ITEMS »
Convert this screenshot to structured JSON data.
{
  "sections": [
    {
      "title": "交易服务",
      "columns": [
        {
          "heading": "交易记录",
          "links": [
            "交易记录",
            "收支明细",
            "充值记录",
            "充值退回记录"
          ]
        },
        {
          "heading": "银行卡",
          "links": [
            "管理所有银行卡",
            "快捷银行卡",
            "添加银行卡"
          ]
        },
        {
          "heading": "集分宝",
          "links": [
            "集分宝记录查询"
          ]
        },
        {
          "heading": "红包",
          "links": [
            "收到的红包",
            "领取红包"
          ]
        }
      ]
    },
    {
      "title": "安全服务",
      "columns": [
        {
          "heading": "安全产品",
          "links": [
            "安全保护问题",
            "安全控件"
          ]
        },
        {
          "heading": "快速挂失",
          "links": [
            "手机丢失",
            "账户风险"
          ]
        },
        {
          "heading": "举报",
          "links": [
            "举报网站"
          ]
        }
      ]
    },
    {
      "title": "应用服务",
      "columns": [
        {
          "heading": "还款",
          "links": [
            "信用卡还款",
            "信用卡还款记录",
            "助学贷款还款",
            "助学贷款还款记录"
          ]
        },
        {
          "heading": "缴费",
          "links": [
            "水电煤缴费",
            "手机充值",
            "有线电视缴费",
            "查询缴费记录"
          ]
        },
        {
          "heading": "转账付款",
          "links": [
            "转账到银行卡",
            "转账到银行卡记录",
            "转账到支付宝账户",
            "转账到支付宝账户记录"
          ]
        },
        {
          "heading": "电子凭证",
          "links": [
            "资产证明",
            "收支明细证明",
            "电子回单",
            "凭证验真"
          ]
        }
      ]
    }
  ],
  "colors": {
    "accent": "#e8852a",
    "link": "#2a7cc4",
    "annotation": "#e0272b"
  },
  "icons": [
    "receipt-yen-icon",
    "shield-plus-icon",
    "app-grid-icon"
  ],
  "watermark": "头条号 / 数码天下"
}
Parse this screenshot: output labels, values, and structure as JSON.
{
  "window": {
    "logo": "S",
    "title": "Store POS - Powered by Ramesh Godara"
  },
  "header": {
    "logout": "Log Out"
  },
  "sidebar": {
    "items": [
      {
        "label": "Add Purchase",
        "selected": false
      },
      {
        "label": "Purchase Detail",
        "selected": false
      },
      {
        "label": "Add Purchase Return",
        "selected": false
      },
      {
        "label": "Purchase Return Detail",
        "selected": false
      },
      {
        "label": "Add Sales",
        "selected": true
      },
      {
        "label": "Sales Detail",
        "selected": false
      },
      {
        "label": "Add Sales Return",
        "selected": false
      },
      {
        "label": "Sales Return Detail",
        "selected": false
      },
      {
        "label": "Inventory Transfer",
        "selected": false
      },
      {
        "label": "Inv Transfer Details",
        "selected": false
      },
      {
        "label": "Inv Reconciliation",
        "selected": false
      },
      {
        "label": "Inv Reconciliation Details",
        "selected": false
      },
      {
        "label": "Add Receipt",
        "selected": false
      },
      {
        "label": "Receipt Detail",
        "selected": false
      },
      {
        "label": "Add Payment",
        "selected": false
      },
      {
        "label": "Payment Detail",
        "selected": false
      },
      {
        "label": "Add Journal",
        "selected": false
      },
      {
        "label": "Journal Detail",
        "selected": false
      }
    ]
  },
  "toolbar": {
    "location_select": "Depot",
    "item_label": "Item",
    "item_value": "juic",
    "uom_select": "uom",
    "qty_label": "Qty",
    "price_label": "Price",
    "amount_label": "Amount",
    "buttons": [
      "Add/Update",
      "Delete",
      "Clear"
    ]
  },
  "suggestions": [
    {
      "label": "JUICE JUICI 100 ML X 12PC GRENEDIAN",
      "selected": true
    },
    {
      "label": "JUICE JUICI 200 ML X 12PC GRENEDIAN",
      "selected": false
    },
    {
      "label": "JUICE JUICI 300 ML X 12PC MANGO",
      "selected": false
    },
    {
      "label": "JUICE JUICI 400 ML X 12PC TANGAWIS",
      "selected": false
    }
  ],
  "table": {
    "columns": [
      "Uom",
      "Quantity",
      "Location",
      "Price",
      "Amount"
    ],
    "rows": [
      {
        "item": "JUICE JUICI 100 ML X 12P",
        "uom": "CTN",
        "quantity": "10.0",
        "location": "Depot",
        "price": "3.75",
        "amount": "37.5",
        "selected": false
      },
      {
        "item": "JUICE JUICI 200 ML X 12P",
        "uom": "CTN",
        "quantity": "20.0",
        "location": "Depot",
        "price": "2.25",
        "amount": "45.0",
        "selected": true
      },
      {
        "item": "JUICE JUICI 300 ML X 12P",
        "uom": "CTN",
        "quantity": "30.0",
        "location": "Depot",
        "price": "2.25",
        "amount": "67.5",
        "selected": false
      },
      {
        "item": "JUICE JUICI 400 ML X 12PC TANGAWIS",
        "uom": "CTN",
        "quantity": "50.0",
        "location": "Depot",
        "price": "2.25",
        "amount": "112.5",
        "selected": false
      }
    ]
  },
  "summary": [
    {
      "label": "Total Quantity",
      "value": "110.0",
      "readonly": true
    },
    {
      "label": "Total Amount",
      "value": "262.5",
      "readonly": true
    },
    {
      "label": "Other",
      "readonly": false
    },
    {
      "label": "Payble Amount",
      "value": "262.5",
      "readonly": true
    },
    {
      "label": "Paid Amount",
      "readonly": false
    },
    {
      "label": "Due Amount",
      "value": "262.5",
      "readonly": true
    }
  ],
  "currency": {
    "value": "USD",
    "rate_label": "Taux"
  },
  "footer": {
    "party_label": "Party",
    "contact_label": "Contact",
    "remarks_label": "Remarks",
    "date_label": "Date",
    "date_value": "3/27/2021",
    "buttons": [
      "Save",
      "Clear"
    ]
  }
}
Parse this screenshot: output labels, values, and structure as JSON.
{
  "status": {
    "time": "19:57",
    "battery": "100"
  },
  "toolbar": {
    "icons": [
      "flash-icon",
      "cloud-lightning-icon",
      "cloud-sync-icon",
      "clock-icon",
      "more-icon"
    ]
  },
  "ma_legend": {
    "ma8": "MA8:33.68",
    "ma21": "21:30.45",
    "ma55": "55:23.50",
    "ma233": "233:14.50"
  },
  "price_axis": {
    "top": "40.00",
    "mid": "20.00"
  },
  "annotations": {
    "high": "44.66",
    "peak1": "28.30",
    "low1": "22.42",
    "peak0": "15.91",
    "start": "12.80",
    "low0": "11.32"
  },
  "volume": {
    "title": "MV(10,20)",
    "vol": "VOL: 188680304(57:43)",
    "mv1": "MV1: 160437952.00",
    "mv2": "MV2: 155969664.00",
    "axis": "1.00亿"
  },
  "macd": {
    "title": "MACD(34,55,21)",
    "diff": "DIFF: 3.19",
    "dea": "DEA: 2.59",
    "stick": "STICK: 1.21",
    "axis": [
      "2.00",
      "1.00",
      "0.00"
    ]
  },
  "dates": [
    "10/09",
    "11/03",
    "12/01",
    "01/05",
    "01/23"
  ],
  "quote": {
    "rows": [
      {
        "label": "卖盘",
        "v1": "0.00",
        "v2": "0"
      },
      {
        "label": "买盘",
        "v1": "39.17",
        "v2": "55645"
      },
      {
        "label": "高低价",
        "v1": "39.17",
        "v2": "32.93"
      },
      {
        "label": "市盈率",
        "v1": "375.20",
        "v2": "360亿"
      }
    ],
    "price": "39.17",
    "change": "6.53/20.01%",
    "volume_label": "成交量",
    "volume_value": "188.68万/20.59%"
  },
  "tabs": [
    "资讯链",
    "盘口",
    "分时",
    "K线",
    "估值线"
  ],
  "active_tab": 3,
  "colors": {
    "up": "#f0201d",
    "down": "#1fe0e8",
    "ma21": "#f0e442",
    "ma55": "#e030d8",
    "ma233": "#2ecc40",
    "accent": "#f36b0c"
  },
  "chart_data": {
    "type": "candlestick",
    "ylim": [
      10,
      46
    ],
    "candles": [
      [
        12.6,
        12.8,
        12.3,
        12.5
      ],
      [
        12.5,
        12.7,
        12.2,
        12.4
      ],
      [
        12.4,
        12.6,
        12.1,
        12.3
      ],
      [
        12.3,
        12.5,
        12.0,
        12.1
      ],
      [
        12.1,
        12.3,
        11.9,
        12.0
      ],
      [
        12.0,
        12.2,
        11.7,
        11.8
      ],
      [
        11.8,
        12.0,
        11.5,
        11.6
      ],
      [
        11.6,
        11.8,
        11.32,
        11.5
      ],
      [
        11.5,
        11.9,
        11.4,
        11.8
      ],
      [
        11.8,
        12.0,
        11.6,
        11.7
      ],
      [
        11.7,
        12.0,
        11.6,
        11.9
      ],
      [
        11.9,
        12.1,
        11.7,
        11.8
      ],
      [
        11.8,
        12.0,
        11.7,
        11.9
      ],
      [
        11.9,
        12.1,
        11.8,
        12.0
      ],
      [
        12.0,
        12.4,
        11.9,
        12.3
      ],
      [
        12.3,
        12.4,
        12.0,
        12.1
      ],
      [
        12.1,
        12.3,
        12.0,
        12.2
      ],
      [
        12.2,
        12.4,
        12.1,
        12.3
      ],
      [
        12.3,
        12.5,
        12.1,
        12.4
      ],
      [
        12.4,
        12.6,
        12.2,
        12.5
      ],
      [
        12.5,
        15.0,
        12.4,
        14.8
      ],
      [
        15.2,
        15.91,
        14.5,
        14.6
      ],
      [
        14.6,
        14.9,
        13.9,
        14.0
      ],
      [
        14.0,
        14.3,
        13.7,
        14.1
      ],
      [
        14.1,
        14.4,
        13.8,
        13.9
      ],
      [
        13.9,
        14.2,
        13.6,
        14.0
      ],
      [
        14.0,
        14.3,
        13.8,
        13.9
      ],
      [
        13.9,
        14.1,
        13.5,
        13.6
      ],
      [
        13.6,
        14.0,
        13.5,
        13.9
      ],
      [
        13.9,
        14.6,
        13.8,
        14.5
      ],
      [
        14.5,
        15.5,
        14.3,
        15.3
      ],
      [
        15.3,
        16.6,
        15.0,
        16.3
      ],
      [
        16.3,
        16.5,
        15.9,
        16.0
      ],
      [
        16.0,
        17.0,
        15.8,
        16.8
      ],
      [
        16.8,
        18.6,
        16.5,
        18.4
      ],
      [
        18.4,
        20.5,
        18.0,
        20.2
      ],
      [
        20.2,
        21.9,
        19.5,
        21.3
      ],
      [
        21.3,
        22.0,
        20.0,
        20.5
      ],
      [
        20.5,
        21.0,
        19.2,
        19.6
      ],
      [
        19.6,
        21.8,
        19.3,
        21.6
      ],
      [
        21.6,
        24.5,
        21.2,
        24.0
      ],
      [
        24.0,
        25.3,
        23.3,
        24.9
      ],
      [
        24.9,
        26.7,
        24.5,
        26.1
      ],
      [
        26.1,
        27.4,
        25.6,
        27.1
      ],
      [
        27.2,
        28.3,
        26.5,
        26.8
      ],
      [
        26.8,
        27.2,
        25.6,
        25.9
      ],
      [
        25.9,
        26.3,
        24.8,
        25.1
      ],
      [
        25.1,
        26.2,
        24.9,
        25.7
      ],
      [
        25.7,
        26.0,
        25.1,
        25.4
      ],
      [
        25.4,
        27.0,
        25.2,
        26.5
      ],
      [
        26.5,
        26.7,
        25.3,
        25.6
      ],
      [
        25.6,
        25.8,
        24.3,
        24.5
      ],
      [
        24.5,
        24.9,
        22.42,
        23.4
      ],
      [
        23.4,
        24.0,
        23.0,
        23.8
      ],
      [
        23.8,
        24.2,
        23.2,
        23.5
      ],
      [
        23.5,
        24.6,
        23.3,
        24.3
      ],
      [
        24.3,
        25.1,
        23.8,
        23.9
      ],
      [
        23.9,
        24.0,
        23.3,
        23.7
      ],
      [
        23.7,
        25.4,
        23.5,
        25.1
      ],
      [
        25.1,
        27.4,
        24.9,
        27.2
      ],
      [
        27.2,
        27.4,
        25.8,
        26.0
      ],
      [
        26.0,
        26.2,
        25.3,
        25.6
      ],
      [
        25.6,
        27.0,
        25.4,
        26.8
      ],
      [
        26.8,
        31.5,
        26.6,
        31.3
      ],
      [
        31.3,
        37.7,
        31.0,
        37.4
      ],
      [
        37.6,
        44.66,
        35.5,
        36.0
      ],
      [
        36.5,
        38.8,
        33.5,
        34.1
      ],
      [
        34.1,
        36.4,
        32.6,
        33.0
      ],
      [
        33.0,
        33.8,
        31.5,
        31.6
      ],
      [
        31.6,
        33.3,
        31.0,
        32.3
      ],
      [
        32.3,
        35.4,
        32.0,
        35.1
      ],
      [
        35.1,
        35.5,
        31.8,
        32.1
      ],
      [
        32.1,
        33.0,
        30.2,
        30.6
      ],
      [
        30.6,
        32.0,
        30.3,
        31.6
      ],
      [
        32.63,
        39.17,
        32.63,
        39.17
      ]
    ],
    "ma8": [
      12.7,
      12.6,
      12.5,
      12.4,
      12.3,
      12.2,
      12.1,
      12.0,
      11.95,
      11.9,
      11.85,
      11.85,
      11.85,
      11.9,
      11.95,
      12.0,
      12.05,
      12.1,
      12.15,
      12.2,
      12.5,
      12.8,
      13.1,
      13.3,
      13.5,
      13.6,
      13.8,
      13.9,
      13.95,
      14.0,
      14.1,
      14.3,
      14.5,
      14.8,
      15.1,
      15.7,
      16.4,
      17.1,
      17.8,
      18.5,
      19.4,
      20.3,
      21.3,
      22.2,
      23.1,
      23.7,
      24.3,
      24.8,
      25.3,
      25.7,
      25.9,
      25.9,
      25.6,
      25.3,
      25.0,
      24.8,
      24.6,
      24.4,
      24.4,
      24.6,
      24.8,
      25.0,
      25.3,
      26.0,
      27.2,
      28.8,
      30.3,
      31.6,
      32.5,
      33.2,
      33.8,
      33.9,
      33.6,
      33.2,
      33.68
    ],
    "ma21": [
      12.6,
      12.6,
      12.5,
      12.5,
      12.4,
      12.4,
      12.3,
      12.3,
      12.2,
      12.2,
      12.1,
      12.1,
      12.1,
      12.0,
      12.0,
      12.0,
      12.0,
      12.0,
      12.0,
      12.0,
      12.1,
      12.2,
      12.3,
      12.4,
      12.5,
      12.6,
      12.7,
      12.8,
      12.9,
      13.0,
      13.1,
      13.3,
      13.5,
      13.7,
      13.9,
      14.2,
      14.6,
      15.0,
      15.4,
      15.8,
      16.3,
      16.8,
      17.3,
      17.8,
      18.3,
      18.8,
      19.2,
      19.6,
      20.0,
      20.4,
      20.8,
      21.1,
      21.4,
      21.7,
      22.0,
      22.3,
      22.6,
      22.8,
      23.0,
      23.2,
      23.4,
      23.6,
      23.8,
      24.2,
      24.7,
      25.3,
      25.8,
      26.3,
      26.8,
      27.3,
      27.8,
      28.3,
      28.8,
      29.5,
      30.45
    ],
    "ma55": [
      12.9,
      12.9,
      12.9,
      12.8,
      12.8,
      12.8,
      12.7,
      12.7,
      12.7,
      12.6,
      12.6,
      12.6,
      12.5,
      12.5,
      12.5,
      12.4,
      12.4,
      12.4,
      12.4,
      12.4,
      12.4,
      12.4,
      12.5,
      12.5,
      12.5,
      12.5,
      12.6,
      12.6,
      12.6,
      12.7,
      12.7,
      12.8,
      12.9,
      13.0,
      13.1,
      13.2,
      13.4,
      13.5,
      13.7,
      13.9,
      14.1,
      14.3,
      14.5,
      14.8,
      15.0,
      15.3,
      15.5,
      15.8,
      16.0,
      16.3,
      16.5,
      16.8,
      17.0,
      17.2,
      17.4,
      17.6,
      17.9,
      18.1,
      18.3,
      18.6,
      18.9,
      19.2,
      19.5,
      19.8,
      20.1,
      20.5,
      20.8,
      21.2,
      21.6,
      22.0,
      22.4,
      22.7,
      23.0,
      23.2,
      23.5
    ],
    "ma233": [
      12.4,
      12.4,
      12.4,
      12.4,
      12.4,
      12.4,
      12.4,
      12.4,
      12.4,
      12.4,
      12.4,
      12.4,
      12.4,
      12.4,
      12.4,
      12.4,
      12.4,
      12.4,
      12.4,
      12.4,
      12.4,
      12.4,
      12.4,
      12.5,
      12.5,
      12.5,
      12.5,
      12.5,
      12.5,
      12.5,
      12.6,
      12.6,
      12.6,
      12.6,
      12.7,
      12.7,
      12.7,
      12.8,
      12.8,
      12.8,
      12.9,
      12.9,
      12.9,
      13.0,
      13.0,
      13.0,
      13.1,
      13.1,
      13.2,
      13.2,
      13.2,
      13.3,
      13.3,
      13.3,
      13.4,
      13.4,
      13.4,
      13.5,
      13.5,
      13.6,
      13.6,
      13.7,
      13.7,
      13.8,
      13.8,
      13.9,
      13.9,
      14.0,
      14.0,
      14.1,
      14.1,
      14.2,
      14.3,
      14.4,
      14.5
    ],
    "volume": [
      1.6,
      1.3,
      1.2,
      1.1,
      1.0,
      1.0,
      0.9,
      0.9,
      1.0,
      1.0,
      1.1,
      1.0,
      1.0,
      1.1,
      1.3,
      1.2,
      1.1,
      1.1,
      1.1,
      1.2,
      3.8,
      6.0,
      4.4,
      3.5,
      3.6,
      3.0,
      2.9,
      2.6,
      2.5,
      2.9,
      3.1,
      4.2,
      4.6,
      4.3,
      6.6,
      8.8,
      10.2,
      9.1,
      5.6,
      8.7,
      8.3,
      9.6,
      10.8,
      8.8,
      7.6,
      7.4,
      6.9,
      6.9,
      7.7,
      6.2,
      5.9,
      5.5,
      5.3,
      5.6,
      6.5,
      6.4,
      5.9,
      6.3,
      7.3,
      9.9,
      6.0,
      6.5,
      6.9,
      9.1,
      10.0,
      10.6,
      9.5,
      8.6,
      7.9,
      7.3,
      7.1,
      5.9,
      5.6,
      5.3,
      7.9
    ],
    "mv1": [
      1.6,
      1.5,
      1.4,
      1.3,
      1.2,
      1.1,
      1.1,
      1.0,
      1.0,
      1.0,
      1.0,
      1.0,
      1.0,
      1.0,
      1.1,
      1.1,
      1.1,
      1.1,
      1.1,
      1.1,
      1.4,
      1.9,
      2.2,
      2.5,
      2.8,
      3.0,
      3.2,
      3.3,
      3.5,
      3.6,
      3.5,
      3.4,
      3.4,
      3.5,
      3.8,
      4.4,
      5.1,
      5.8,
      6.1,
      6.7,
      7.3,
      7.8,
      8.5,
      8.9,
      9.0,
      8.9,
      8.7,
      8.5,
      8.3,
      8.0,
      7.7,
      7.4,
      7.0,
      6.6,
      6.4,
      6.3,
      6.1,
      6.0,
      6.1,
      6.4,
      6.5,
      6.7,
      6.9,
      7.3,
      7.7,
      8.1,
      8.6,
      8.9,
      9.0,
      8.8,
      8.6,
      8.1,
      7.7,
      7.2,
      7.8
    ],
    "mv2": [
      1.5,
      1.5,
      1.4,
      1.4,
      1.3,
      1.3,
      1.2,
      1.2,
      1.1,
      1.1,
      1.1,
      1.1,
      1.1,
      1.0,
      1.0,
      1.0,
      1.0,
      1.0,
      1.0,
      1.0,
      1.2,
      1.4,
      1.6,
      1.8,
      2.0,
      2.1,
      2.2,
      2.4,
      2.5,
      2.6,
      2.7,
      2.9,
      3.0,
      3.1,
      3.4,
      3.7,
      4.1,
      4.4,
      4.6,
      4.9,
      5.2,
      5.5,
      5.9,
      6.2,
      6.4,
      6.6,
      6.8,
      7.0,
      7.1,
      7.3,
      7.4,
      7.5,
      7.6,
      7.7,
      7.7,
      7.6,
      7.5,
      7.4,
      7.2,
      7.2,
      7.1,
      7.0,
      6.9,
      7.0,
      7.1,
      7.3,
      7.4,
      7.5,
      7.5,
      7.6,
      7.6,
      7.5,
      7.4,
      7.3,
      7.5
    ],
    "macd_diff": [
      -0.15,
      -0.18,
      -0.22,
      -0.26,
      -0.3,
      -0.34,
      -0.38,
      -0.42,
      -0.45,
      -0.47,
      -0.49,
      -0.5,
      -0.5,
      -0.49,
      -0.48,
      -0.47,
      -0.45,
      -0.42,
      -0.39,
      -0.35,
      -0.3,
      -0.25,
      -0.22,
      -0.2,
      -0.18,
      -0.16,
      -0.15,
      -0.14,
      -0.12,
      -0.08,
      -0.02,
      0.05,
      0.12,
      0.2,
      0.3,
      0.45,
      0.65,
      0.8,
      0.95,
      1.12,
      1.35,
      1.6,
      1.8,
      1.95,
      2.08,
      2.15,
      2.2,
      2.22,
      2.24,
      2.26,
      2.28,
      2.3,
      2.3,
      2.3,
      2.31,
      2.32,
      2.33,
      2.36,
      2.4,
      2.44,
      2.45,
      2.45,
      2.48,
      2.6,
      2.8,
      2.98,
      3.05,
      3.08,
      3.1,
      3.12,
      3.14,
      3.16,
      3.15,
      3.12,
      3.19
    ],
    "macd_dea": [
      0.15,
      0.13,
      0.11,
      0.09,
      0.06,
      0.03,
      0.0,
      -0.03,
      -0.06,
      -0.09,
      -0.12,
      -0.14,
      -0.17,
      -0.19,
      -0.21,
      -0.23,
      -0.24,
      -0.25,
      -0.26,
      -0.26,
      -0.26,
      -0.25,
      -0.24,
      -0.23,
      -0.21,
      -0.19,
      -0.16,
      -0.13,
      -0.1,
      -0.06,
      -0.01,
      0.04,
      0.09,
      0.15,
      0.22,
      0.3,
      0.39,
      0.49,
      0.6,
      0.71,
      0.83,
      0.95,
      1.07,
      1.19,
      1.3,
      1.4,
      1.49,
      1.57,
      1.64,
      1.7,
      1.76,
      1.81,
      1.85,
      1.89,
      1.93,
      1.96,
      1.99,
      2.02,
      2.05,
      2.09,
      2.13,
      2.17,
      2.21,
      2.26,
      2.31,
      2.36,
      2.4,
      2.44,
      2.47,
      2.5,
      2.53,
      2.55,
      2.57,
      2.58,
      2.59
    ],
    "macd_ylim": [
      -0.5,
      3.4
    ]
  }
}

EXERCISE OBJECTIVE » Show every line from the listing above in which the string "Total" appears.

RIGHT ANSWER »
      "label": "Total Quantity",
      "label": "Total Amount",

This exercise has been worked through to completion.